___ Data section ___

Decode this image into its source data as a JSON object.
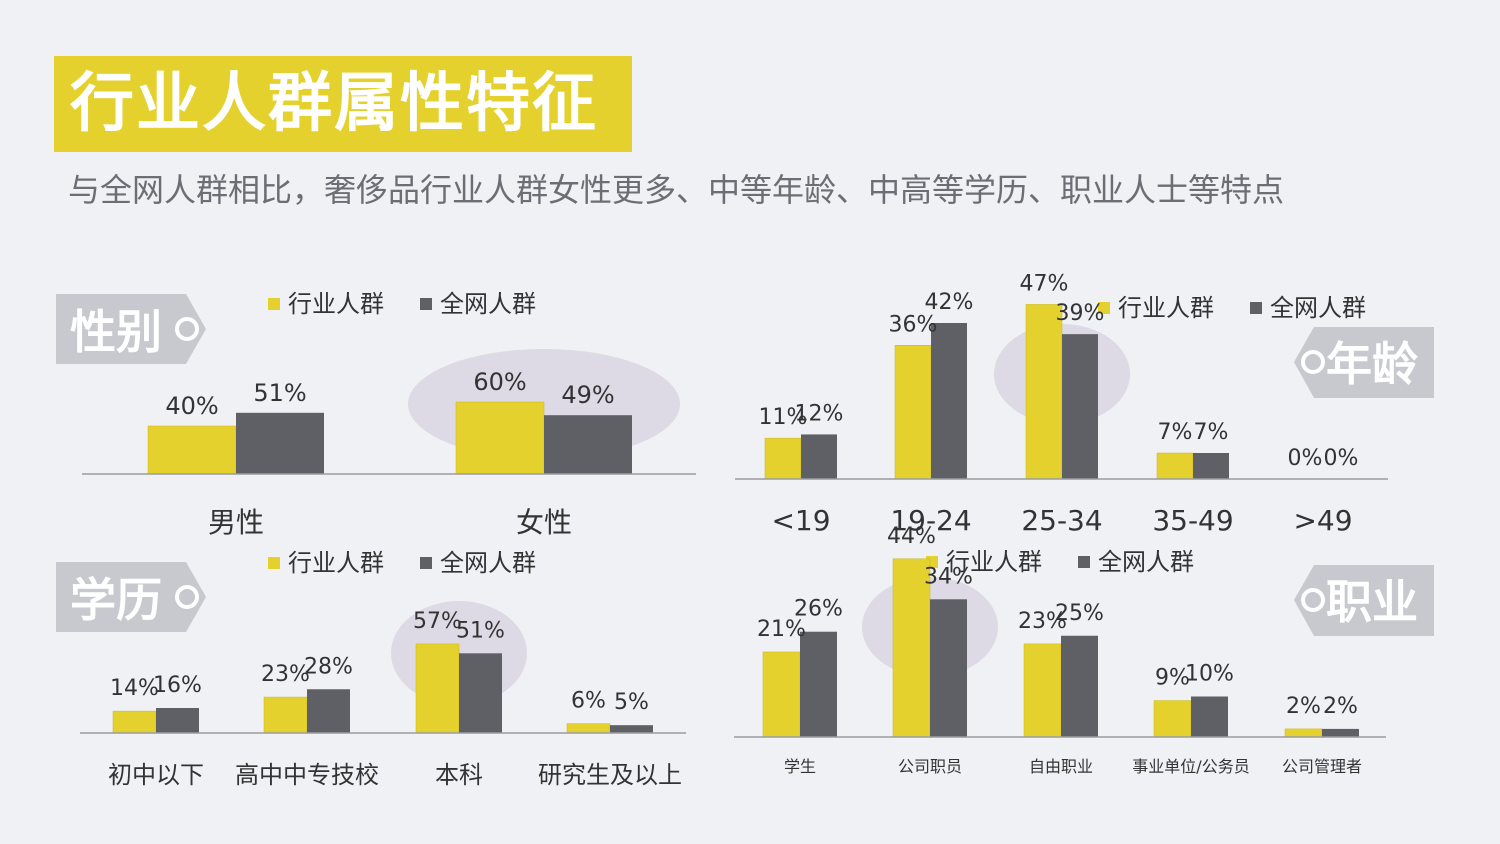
{
  "title": "行业人群属性特征",
  "subtitle": "与全网人群相比，奢侈品行业人群女性更多、中等年龄、中高等学历、职业人士等特点",
  "colors": {
    "industry": "#e5d12e",
    "all": "#5f6065",
    "tag_bg": "#c7c9ce",
    "highlight": "#d9d5e2",
    "axis": "#9a9ca0"
  },
  "panels": {
    "gender": {
      "tag": "性别"
    },
    "age": {
      "tag": "年龄"
    },
    "education": {
      "tag": "学历"
    },
    "occupation": {
      "tag": "职业"
    }
  },
  "chart_data": [
    {
      "id": "gender",
      "type": "bar",
      "categories": [
        "男性",
        "女性"
      ],
      "series": [
        {
          "name": "行业人群",
          "values": [
            40,
            60
          ],
          "labels": [
            "40%",
            "60%"
          ]
        },
        {
          "name": "全网人群",
          "values": [
            51,
            49
          ],
          "labels": [
            "51%",
            "49%"
          ]
        }
      ],
      "highlight": "女性",
      "legend": "top",
      "ylim": [
        0,
        100
      ]
    },
    {
      "id": "age",
      "type": "bar",
      "categories": [
        "<19",
        "19-24",
        "25-34",
        "35-49",
        ">49"
      ],
      "series": [
        {
          "name": "行业人群",
          "values": [
            11,
            36,
            47,
            7,
            0
          ],
          "labels": [
            "11%",
            "36%",
            "47%",
            "7%",
            "0%"
          ]
        },
        {
          "name": "全网人群",
          "values": [
            12,
            42,
            39,
            7,
            0
          ],
          "labels": [
            "12%",
            "42%",
            "39%",
            "7%",
            "0%"
          ]
        }
      ],
      "highlight": "25-34",
      "legend": "top-right",
      "ylim": [
        0,
        70
      ]
    },
    {
      "id": "education",
      "type": "bar",
      "categories": [
        "初中以下",
        "高中中专技校",
        "本科",
        "研究生及以上"
      ],
      "series": [
        {
          "name": "行业人群",
          "values": [
            14,
            23,
            57,
            6
          ],
          "labels": [
            "14%",
            "23%",
            "57%",
            "6%"
          ]
        },
        {
          "name": "全网人群",
          "values": [
            16,
            28,
            51,
            5
          ],
          "labels": [
            "16%",
            "28%",
            "51%",
            "5%"
          ]
        }
      ],
      "highlight": "本科",
      "legend": "top",
      "ylim": [
        0,
        80
      ]
    },
    {
      "id": "occupation",
      "type": "bar",
      "categories": [
        "学生",
        "公司职员",
        "自由职业",
        "事业单位/公务员",
        "公司管理者"
      ],
      "series": [
        {
          "name": "行业人群",
          "values": [
            21,
            44,
            23,
            9,
            2
          ],
          "labels": [
            "21%",
            "44%",
            "23%",
            "9%",
            "2%"
          ]
        },
        {
          "name": "全网人群",
          "values": [
            26,
            34,
            25,
            10,
            2
          ],
          "labels": [
            "26%",
            "34%",
            "25%",
            "10%",
            "2%"
          ]
        }
      ],
      "highlight": "公司职员",
      "legend": "top",
      "ylim": [
        0,
        60
      ]
    }
  ]
}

___

# Short problem
Pictures in the records above are left out; print everything else exactly as written.

# Answer to this exercise
Decode this image into its source data as a JSON object.
{
  "title": "行业人群属性特征",
  "subtitle": "与全网人群相比，奢侈品行业人群女性更多、中等年龄、中高等学历、职业人士等特点",
  "colors": {
    "industry": "#e5d12e",
    "all": "#5f6065",
    "tag_bg": "#c7c9ce",
    "highlight": "#d9d5e2",
    "axis": "#9a9ca0"
  },
  "panels": {
    "gender": {
      "tag": "性别"
    },
    "age": {
      "tag": "年龄"
    },
    "education": {
      "tag": "学历"
    },
    "occupation": {
      "tag": "职业"
    }
  },
  "chart_data": [
    {
      "id": "gender",
      "type": "bar",
      "categories": [
        "男性",
        "女性"
      ],
      "series": [
        {
          "name": "行业人群",
          "values": [
            40,
            60
          ],
          "labels": [
            "40%",
            "60%"
          ]
        },
        {
          "name": "全网人群",
          "values": [
            51,
            49
          ],
          "labels": [
            "51%",
            "49%"
          ]
        }
      ],
      "highlight": "女性",
      "legend": "top",
      "ylim": [
        0,
        100
      ]
    },
    {
      "id": "age",
      "type": "bar",
      "categories": [
        "<19",
        "19-24",
        "25-34",
        "35-49",
        ">49"
      ],
      "series": [
        {
          "name": "行业人群",
          "values": [
            11,
            36,
            47,
            7,
            0
          ],
          "labels": [
            "11%",
            "36%",
            "47%",
            "7%",
            "0%"
          ]
        },
        {
          "name": "全网人群",
          "values": [
            12,
            42,
            39,
            7,
            0
          ],
          "labels": [
            "12%",
            "42%",
            "39%",
            "7%",
            "0%"
          ]
        }
      ],
      "highlight": "25-34",
      "legend": "top-right",
      "ylim": [
        0,
        70
      ]
    },
    {
      "id": "education",
      "type": "bar",
      "categories": [
        "初中以下",
        "高中中专技校",
        "本科",
        "研究生及以上"
      ],
      "series": [
        {
          "name": "行业人群",
          "values": [
            14,
            23,
            57,
            6
          ],
          "labels": [
            "14%",
            "23%",
            "57%",
            "6%"
          ]
        },
        {
          "name": "全网人群",
          "values": [
            16,
            28,
            51,
            5
          ],
          "labels": [
            "16%",
            "28%",
            "51%",
            "5%"
          ]
        }
      ],
      "highlight": "本科",
      "legend": "top",
      "ylim": [
        0,
        80
      ]
    },
    {
      "id": "occupation",
      "type": "bar",
      "categories": [
        "学生",
        "公司职员",
        "自由职业",
        "事业单位/公务员",
        "公司管理者"
      ],
      "series": [
        {
          "name": "行业人群",
          "values": [
            21,
            44,
            23,
            9,
            2
          ],
          "labels": [
            "21%",
            "44%",
            "23%",
            "9%",
            "2%"
          ]
        },
        {
          "name": "全网人群",
          "values": [
            26,
            34,
            25,
            10,
            2
          ],
          "labels": [
            "26%",
            "34%",
            "25%",
            "10%",
            "2%"
          ]
        }
      ],
      "highlight": "公司职员",
      "legend": "top",
      "ylim": [
        0,
        60
      ]
    }
  ]
}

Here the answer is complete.